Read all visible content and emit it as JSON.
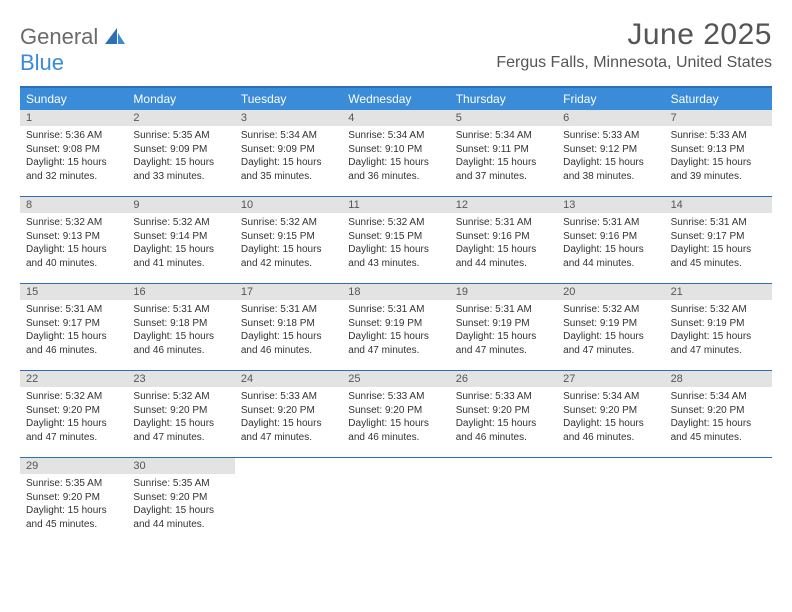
{
  "logo": {
    "text1": "General",
    "text2": "Blue"
  },
  "title": "June 2025",
  "location": "Fergus Falls, Minnesota, United States",
  "colors": {
    "header_bg": "#3a8bd8",
    "border": "#2d6fb5",
    "daynum_bg": "#e3e3e3",
    "text": "#333333",
    "title_text": "#555555"
  },
  "dows": [
    "Sunday",
    "Monday",
    "Tuesday",
    "Wednesday",
    "Thursday",
    "Friday",
    "Saturday"
  ],
  "weeks": [
    [
      {
        "n": "1",
        "sr": "5:36 AM",
        "ss": "9:08 PM",
        "dl": "15 hours and 32 minutes."
      },
      {
        "n": "2",
        "sr": "5:35 AM",
        "ss": "9:09 PM",
        "dl": "15 hours and 33 minutes."
      },
      {
        "n": "3",
        "sr": "5:34 AM",
        "ss": "9:09 PM",
        "dl": "15 hours and 35 minutes."
      },
      {
        "n": "4",
        "sr": "5:34 AM",
        "ss": "9:10 PM",
        "dl": "15 hours and 36 minutes."
      },
      {
        "n": "5",
        "sr": "5:34 AM",
        "ss": "9:11 PM",
        "dl": "15 hours and 37 minutes."
      },
      {
        "n": "6",
        "sr": "5:33 AM",
        "ss": "9:12 PM",
        "dl": "15 hours and 38 minutes."
      },
      {
        "n": "7",
        "sr": "5:33 AM",
        "ss": "9:13 PM",
        "dl": "15 hours and 39 minutes."
      }
    ],
    [
      {
        "n": "8",
        "sr": "5:32 AM",
        "ss": "9:13 PM",
        "dl": "15 hours and 40 minutes."
      },
      {
        "n": "9",
        "sr": "5:32 AM",
        "ss": "9:14 PM",
        "dl": "15 hours and 41 minutes."
      },
      {
        "n": "10",
        "sr": "5:32 AM",
        "ss": "9:15 PM",
        "dl": "15 hours and 42 minutes."
      },
      {
        "n": "11",
        "sr": "5:32 AM",
        "ss": "9:15 PM",
        "dl": "15 hours and 43 minutes."
      },
      {
        "n": "12",
        "sr": "5:31 AM",
        "ss": "9:16 PM",
        "dl": "15 hours and 44 minutes."
      },
      {
        "n": "13",
        "sr": "5:31 AM",
        "ss": "9:16 PM",
        "dl": "15 hours and 44 minutes."
      },
      {
        "n": "14",
        "sr": "5:31 AM",
        "ss": "9:17 PM",
        "dl": "15 hours and 45 minutes."
      }
    ],
    [
      {
        "n": "15",
        "sr": "5:31 AM",
        "ss": "9:17 PM",
        "dl": "15 hours and 46 minutes."
      },
      {
        "n": "16",
        "sr": "5:31 AM",
        "ss": "9:18 PM",
        "dl": "15 hours and 46 minutes."
      },
      {
        "n": "17",
        "sr": "5:31 AM",
        "ss": "9:18 PM",
        "dl": "15 hours and 46 minutes."
      },
      {
        "n": "18",
        "sr": "5:31 AM",
        "ss": "9:19 PM",
        "dl": "15 hours and 47 minutes."
      },
      {
        "n": "19",
        "sr": "5:31 AM",
        "ss": "9:19 PM",
        "dl": "15 hours and 47 minutes."
      },
      {
        "n": "20",
        "sr": "5:32 AM",
        "ss": "9:19 PM",
        "dl": "15 hours and 47 minutes."
      },
      {
        "n": "21",
        "sr": "5:32 AM",
        "ss": "9:19 PM",
        "dl": "15 hours and 47 minutes."
      }
    ],
    [
      {
        "n": "22",
        "sr": "5:32 AM",
        "ss": "9:20 PM",
        "dl": "15 hours and 47 minutes."
      },
      {
        "n": "23",
        "sr": "5:32 AM",
        "ss": "9:20 PM",
        "dl": "15 hours and 47 minutes."
      },
      {
        "n": "24",
        "sr": "5:33 AM",
        "ss": "9:20 PM",
        "dl": "15 hours and 47 minutes."
      },
      {
        "n": "25",
        "sr": "5:33 AM",
        "ss": "9:20 PM",
        "dl": "15 hours and 46 minutes."
      },
      {
        "n": "26",
        "sr": "5:33 AM",
        "ss": "9:20 PM",
        "dl": "15 hours and 46 minutes."
      },
      {
        "n": "27",
        "sr": "5:34 AM",
        "ss": "9:20 PM",
        "dl": "15 hours and 46 minutes."
      },
      {
        "n": "28",
        "sr": "5:34 AM",
        "ss": "9:20 PM",
        "dl": "15 hours and 45 minutes."
      }
    ],
    [
      {
        "n": "29",
        "sr": "5:35 AM",
        "ss": "9:20 PM",
        "dl": "15 hours and 45 minutes."
      },
      {
        "n": "30",
        "sr": "5:35 AM",
        "ss": "9:20 PM",
        "dl": "15 hours and 44 minutes."
      },
      null,
      null,
      null,
      null,
      null
    ]
  ],
  "labels": {
    "sunrise": "Sunrise:",
    "sunset": "Sunset:",
    "daylight": "Daylight:"
  }
}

WORK TO BE COMPLETED
Repeat the data exactly, dropping every picture it holds.

ANSWER FOR THIS EXERCISE
Read all visible content and emit it as JSON.
{
  "logo": {
    "text1": "General",
    "text2": "Blue"
  },
  "title": "June 2025",
  "location": "Fergus Falls, Minnesota, United States",
  "colors": {
    "header_bg": "#3a8bd8",
    "border": "#2d6fb5",
    "daynum_bg": "#e3e3e3",
    "text": "#333333",
    "title_text": "#555555"
  },
  "dows": [
    "Sunday",
    "Monday",
    "Tuesday",
    "Wednesday",
    "Thursday",
    "Friday",
    "Saturday"
  ],
  "weeks": [
    [
      {
        "n": "1",
        "sr": "5:36 AM",
        "ss": "9:08 PM",
        "dl": "15 hours and 32 minutes."
      },
      {
        "n": "2",
        "sr": "5:35 AM",
        "ss": "9:09 PM",
        "dl": "15 hours and 33 minutes."
      },
      {
        "n": "3",
        "sr": "5:34 AM",
        "ss": "9:09 PM",
        "dl": "15 hours and 35 minutes."
      },
      {
        "n": "4",
        "sr": "5:34 AM",
        "ss": "9:10 PM",
        "dl": "15 hours and 36 minutes."
      },
      {
        "n": "5",
        "sr": "5:34 AM",
        "ss": "9:11 PM",
        "dl": "15 hours and 37 minutes."
      },
      {
        "n": "6",
        "sr": "5:33 AM",
        "ss": "9:12 PM",
        "dl": "15 hours and 38 minutes."
      },
      {
        "n": "7",
        "sr": "5:33 AM",
        "ss": "9:13 PM",
        "dl": "15 hours and 39 minutes."
      }
    ],
    [
      {
        "n": "8",
        "sr": "5:32 AM",
        "ss": "9:13 PM",
        "dl": "15 hours and 40 minutes."
      },
      {
        "n": "9",
        "sr": "5:32 AM",
        "ss": "9:14 PM",
        "dl": "15 hours and 41 minutes."
      },
      {
        "n": "10",
        "sr": "5:32 AM",
        "ss": "9:15 PM",
        "dl": "15 hours and 42 minutes."
      },
      {
        "n": "11",
        "sr": "5:32 AM",
        "ss": "9:15 PM",
        "dl": "15 hours and 43 minutes."
      },
      {
        "n": "12",
        "sr": "5:31 AM",
        "ss": "9:16 PM",
        "dl": "15 hours and 44 minutes."
      },
      {
        "n": "13",
        "sr": "5:31 AM",
        "ss": "9:16 PM",
        "dl": "15 hours and 44 minutes."
      },
      {
        "n": "14",
        "sr": "5:31 AM",
        "ss": "9:17 PM",
        "dl": "15 hours and 45 minutes."
      }
    ],
    [
      {
        "n": "15",
        "sr": "5:31 AM",
        "ss": "9:17 PM",
        "dl": "15 hours and 46 minutes."
      },
      {
        "n": "16",
        "sr": "5:31 AM",
        "ss": "9:18 PM",
        "dl": "15 hours and 46 minutes."
      },
      {
        "n": "17",
        "sr": "5:31 AM",
        "ss": "9:18 PM",
        "dl": "15 hours and 46 minutes."
      },
      {
        "n": "18",
        "sr": "5:31 AM",
        "ss": "9:19 PM",
        "dl": "15 hours and 47 minutes."
      },
      {
        "n": "19",
        "sr": "5:31 AM",
        "ss": "9:19 PM",
        "dl": "15 hours and 47 minutes."
      },
      {
        "n": "20",
        "sr": "5:32 AM",
        "ss": "9:19 PM",
        "dl": "15 hours and 47 minutes."
      },
      {
        "n": "21",
        "sr": "5:32 AM",
        "ss": "9:19 PM",
        "dl": "15 hours and 47 minutes."
      }
    ],
    [
      {
        "n": "22",
        "sr": "5:32 AM",
        "ss": "9:20 PM",
        "dl": "15 hours and 47 minutes."
      },
      {
        "n": "23",
        "sr": "5:32 AM",
        "ss": "9:20 PM",
        "dl": "15 hours and 47 minutes."
      },
      {
        "n": "24",
        "sr": "5:33 AM",
        "ss": "9:20 PM",
        "dl": "15 hours and 47 minutes."
      },
      {
        "n": "25",
        "sr": "5:33 AM",
        "ss": "9:20 PM",
        "dl": "15 hours and 46 minutes."
      },
      {
        "n": "26",
        "sr": "5:33 AM",
        "ss": "9:20 PM",
        "dl": "15 hours and 46 minutes."
      },
      {
        "n": "27",
        "sr": "5:34 AM",
        "ss": "9:20 PM",
        "dl": "15 hours and 46 minutes."
      },
      {
        "n": "28",
        "sr": "5:34 AM",
        "ss": "9:20 PM",
        "dl": "15 hours and 45 minutes."
      }
    ],
    [
      {
        "n": "29",
        "sr": "5:35 AM",
        "ss": "9:20 PM",
        "dl": "15 hours and 45 minutes."
      },
      {
        "n": "30",
        "sr": "5:35 AM",
        "ss": "9:20 PM",
        "dl": "15 hours and 44 minutes."
      },
      null,
      null,
      null,
      null,
      null
    ]
  ],
  "labels": {
    "sunrise": "Sunrise:",
    "sunset": "Sunset:",
    "daylight": "Daylight:"
  }
}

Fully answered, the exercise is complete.